» DATA FOR THIS TASK:
----

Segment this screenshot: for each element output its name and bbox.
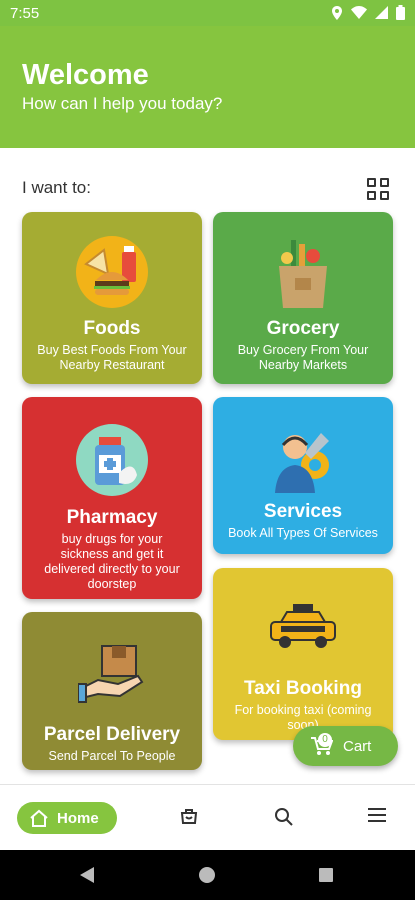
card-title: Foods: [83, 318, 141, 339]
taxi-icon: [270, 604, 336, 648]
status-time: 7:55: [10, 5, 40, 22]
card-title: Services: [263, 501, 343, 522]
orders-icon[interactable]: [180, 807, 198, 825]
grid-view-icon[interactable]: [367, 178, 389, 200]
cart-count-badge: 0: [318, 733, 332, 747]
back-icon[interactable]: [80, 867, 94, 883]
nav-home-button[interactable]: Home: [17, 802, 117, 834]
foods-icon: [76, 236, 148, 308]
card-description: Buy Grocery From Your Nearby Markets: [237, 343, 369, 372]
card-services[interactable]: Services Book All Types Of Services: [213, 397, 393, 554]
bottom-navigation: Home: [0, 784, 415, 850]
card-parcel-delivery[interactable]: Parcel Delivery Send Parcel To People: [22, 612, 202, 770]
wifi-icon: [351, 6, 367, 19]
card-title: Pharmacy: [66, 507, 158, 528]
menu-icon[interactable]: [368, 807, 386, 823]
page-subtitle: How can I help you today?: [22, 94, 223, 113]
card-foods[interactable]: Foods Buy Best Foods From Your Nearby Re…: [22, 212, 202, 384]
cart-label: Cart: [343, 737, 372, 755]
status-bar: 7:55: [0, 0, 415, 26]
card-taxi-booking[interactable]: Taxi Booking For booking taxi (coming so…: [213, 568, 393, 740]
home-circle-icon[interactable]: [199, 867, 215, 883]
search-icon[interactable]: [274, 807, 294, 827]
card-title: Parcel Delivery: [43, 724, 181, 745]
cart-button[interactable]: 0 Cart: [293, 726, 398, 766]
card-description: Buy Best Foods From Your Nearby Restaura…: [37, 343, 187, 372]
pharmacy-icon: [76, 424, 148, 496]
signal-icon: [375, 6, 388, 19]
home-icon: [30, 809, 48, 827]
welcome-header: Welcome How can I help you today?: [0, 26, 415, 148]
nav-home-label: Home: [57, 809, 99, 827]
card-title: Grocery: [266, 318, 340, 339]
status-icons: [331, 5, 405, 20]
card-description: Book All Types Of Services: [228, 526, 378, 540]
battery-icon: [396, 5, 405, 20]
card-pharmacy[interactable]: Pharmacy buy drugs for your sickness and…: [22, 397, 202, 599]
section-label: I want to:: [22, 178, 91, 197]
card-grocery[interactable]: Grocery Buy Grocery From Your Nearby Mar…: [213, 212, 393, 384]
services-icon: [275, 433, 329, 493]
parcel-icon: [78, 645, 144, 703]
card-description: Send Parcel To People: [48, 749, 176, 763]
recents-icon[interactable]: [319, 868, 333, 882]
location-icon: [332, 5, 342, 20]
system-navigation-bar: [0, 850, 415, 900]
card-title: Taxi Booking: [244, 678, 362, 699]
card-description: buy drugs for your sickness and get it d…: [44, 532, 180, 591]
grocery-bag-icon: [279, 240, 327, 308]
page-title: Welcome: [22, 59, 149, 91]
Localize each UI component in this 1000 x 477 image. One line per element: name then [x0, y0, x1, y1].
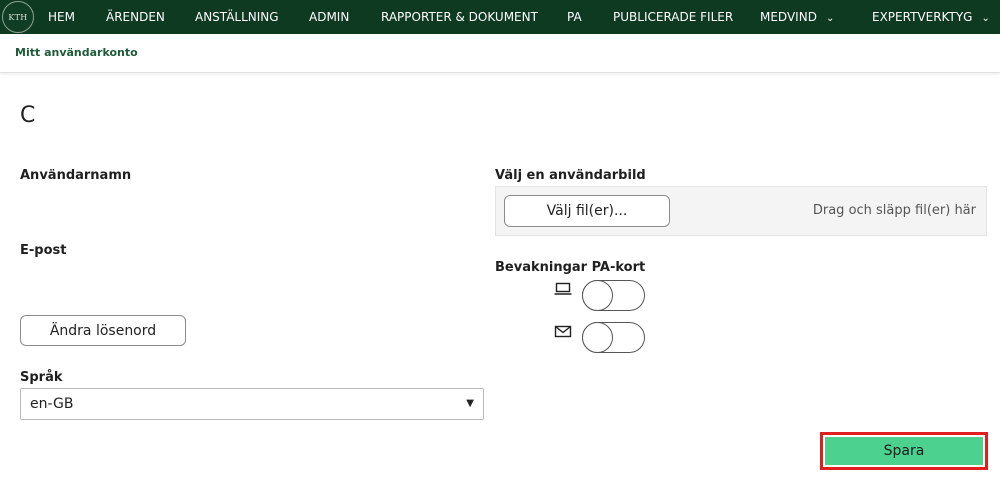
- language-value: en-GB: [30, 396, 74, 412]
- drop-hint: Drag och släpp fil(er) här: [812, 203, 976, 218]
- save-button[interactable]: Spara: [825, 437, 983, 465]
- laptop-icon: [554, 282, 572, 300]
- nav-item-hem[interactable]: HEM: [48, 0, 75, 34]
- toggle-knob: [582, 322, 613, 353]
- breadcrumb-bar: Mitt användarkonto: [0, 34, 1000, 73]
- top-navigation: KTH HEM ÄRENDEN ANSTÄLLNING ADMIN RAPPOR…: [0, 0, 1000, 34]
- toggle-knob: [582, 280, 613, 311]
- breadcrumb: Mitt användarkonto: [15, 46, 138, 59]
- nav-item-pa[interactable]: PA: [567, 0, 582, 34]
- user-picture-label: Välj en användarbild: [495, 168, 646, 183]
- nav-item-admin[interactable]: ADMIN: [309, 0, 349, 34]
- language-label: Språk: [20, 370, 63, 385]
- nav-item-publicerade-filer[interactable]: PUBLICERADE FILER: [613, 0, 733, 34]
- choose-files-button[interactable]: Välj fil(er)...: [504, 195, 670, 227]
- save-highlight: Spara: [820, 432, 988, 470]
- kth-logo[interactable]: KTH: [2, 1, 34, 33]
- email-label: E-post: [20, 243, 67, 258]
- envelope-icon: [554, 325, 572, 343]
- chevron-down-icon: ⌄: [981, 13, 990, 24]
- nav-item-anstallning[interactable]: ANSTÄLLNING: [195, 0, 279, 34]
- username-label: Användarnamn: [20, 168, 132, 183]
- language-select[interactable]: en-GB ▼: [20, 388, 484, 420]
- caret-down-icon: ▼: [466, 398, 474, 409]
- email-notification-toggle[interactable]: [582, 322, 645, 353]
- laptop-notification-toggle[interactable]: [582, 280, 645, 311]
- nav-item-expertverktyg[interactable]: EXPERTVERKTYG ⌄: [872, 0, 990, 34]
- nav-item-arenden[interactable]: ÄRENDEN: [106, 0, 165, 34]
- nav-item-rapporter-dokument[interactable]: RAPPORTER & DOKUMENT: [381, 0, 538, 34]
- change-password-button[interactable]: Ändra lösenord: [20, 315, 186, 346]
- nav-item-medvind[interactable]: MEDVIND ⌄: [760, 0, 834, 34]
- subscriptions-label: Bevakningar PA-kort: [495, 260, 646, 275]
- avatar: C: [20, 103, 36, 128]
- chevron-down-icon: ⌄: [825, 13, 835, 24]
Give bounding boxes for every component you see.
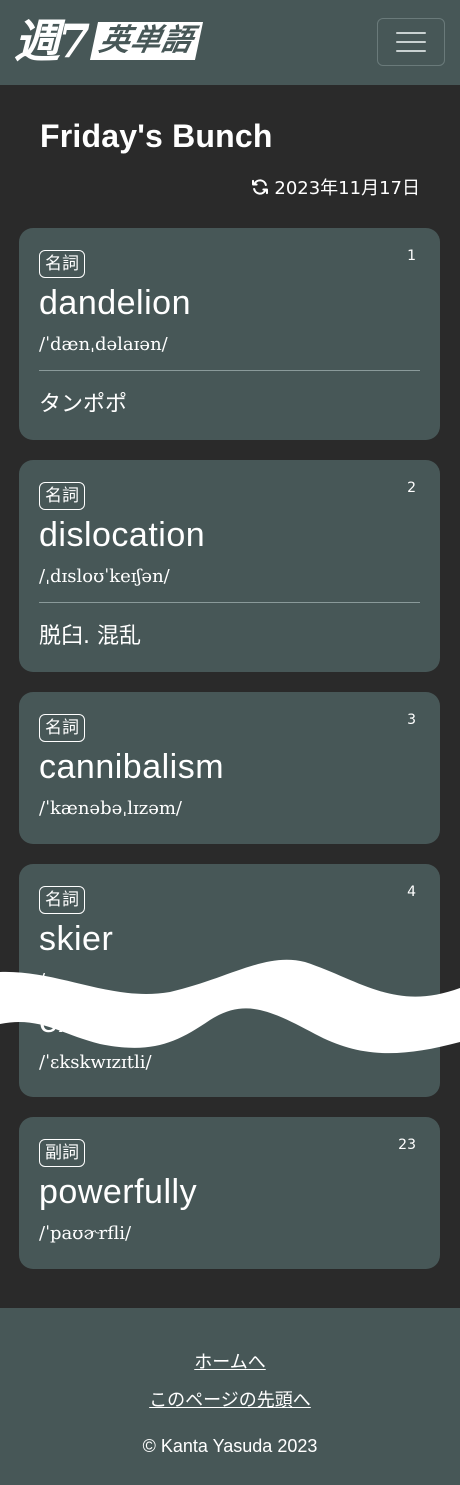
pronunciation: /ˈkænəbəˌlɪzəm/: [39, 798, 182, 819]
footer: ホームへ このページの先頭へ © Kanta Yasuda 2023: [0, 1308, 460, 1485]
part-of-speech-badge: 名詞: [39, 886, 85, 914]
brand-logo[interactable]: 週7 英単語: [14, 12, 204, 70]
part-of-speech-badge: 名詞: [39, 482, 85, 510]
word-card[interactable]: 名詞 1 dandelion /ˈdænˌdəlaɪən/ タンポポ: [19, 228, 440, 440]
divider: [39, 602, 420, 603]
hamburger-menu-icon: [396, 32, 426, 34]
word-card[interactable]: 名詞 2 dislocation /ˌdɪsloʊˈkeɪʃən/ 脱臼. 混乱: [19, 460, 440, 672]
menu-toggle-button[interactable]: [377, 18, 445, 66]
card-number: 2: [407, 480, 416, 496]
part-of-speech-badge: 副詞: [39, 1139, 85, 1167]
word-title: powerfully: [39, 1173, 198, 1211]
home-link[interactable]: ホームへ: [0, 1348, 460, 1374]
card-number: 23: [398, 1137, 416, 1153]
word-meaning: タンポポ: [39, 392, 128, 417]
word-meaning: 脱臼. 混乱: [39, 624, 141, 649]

----

» TASK BRIEF: Copy the rows verbatim, starting at the line containing "card-title: Foods: [83, 318, 141, 339]" and ending after the line containing "cart-count-badge: 0: [318, 733, 332, 747]".

» RESULT OF THIS EXERCISE:
card-title: Foods: [83, 318, 141, 339]
taxi-icon: [270, 604, 336, 648]
status-time: 7:55: [10, 5, 40, 22]
card-title: Services: [263, 501, 343, 522]
orders-icon[interactable]: [180, 807, 198, 825]
grid-view-icon[interactable]: [367, 178, 389, 200]
cart-count-badge: 0: [318, 733, 332, 747]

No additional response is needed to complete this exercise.